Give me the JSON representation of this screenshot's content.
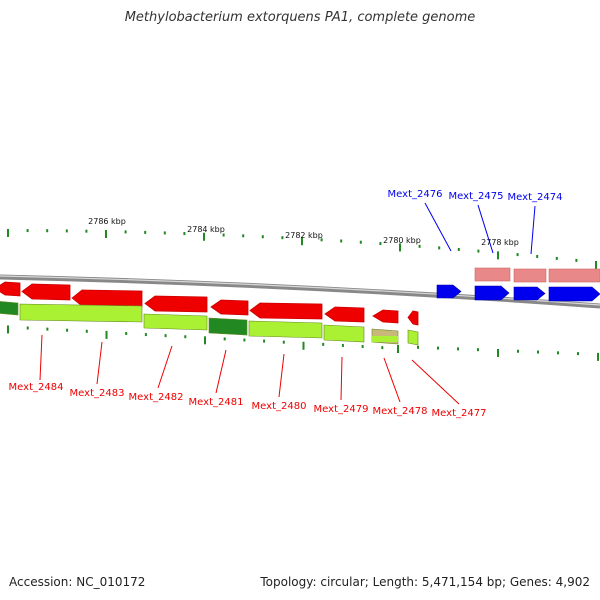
{
  "title": "Methylobacterium extorquens PA1, complete genome",
  "footer": {
    "accession": "Accession: NC_010172",
    "summary": "Topology: circular; Length: 5,471,154 bp; Genes: 4,902"
  },
  "colors": {
    "forward": "#0000ee",
    "reverse": "#ee0000",
    "forward_light": "#e88888",
    "cds": "#aaf033",
    "cds_dark": "#228822",
    "tick": "#228822",
    "backbone": "#888888"
  },
  "scale": {
    "unit": "kbp",
    "labels": [
      {
        "kbp": 2786,
        "text": "2786 kbp"
      },
      {
        "kbp": 2784,
        "text": "2784 kbp"
      },
      {
        "kbp": 2782,
        "text": "2782 kbp"
      },
      {
        "kbp": 2780,
        "text": "2780 kbp"
      },
      {
        "kbp": 2778,
        "text": "2778 kbp"
      }
    ]
  },
  "genes": [
    {
      "id": "Mext_2484",
      "label": "Mext_2484",
      "strand": "reverse"
    },
    {
      "id": "Mext_2483",
      "label": "Mext_2483",
      "strand": "reverse"
    },
    {
      "id": "Mext_2482",
      "label": "Mext_2482",
      "strand": "reverse"
    },
    {
      "id": "Mext_2481",
      "label": "Mext_2481",
      "strand": "reverse"
    },
    {
      "id": "Mext_2480",
      "label": "Mext_2480",
      "strand": "reverse"
    },
    {
      "id": "Mext_2479",
      "label": "Mext_2479",
      "strand": "reverse"
    },
    {
      "id": "Mext_2478",
      "label": "Mext_2478",
      "strand": "reverse"
    },
    {
      "id": "Mext_2477",
      "label": "Mext_2477",
      "strand": "reverse"
    },
    {
      "id": "Mext_2476",
      "label": "Mext_2476",
      "strand": "forward"
    },
    {
      "id": "Mext_2475",
      "label": "Mext_2475",
      "strand": "forward"
    },
    {
      "id": "Mext_2474",
      "label": "Mext_2474",
      "strand": "forward"
    }
  ]
}
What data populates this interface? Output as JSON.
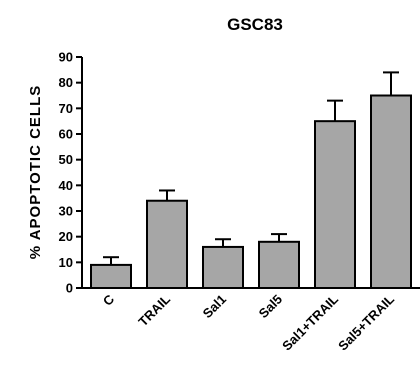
{
  "chart_data": {
    "type": "bar",
    "title": "GSC83",
    "ylabel": "% APOPTOTIC CELLS",
    "xlabel": "",
    "ylim": [
      0,
      90
    ],
    "yticks": [
      0,
      10,
      20,
      30,
      40,
      50,
      60,
      70,
      80,
      90
    ],
    "categories": [
      "C",
      "TRAIL",
      "Sal1",
      "Sal5",
      "Sal1+TRAIL",
      "Sal5+TRAIL"
    ],
    "values": [
      9,
      34,
      16,
      18,
      65,
      75
    ],
    "error_upper": [
      3,
      4,
      3,
      3,
      8,
      9
    ],
    "bar_color": "#a6a6a6",
    "edge_color": "#000000",
    "grid": false,
    "legend": "none"
  }
}
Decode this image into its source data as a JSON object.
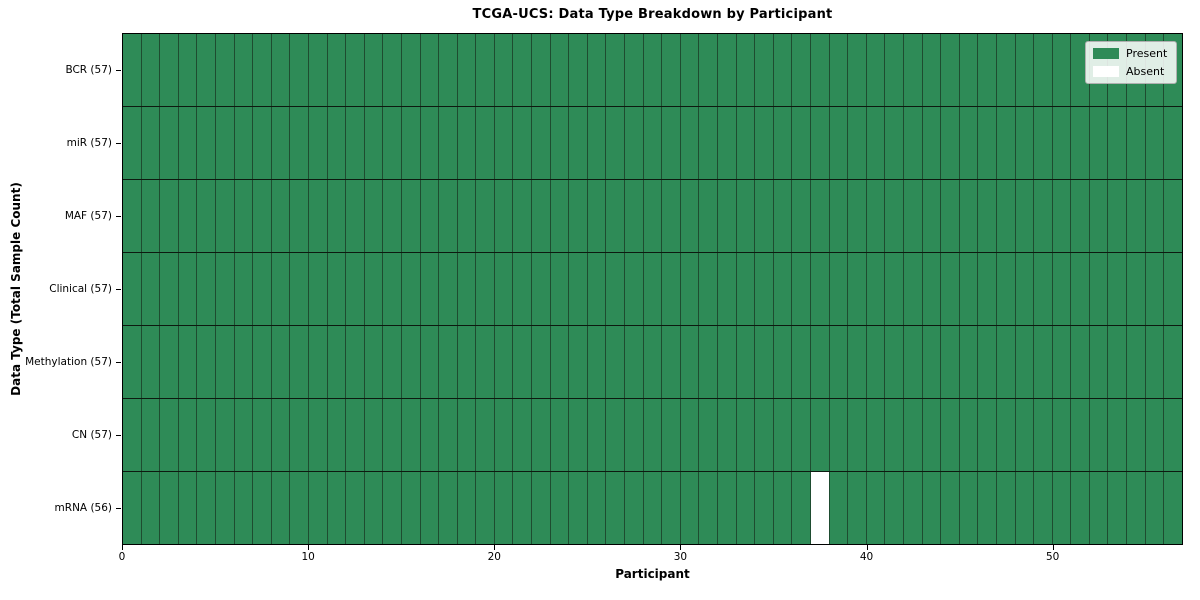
____
Leaving out the images, repeat the listing above exactly.

Give me the JSON representation of this screenshot's content.
{
  "title": "Methylobacterium extorquens PA1, complete genome",
  "footer": {
    "accession": "Accession: NC_010172",
    "summary": "Topology: circular; Length: 5,471,154 bp; Genes: 4,902"
  },
  "colors": {
    "forward": "#0000ee",
    "reverse": "#ee0000",
    "forward_light": "#e88888",
    "cds": "#aaf033",
    "cds_dark": "#228822",
    "tick": "#228822",
    "backbone": "#888888"
  },
  "scale": {
    "unit": "kbp",
    "labels": [
      {
        "kbp": 2786,
        "text": "2786 kbp"
      },
      {
        "kbp": 2784,
        "text": "2784 kbp"
      },
      {
        "kbp": 2782,
        "text": "2782 kbp"
      },
      {
        "kbp": 2780,
        "text": "2780 kbp"
      },
      {
        "kbp": 2778,
        "text": "2778 kbp"
      }
    ]
  },
  "genes": [
    {
      "id": "Mext_2484",
      "label": "Mext_2484",
      "strand": "reverse"
    },
    {
      "id": "Mext_2483",
      "label": "Mext_2483",
      "strand": "reverse"
    },
    {
      "id": "Mext_2482",
      "label": "Mext_2482",
      "strand": "reverse"
    },
    {
      "id": "Mext_2481",
      "label": "Mext_2481",
      "strand": "reverse"
    },
    {
      "id": "Mext_2480",
      "label": "Mext_2480",
      "strand": "reverse"
    },
    {
      "id": "Mext_2479",
      "label": "Mext_2479",
      "strand": "reverse"
    },
    {
      "id": "Mext_2478",
      "label": "Mext_2478",
      "strand": "reverse"
    },
    {
      "id": "Mext_2477",
      "label": "Mext_2477",
      "strand": "reverse"
    },
    {
      "id": "Mext_2476",
      "label": "Mext_2476",
      "strand": "forward"
    },
    {
      "id": "Mext_2475",
      "label": "Mext_2475",
      "strand": "forward"
    },
    {
      "id": "Mext_2474",
      "label": "Mext_2474",
      "strand": "forward"
    }
  ]
}
What data populates this interface? Output as JSON.
{
  "chart_data": {
    "type": "bar",
    "title": "GSC83",
    "ylabel": "% APOPTOTIC CELLS",
    "xlabel": "",
    "ylim": [
      0,
      90
    ],
    "yticks": [
      0,
      10,
      20,
      30,
      40,
      50,
      60,
      70,
      80,
      90
    ],
    "categories": [
      "C",
      "TRAIL",
      "Sal1",
      "Sal5",
      "Sal1+TRAIL",
      "Sal5+TRAIL"
    ],
    "values": [
      9,
      34,
      16,
      18,
      65,
      75
    ],
    "error_upper": [
      3,
      4,
      3,
      3,
      8,
      9
    ],
    "bar_color": "#a6a6a6",
    "edge_color": "#000000",
    "grid": false,
    "legend": "none"
  }
}
Decode this image into its source data as a JSON object.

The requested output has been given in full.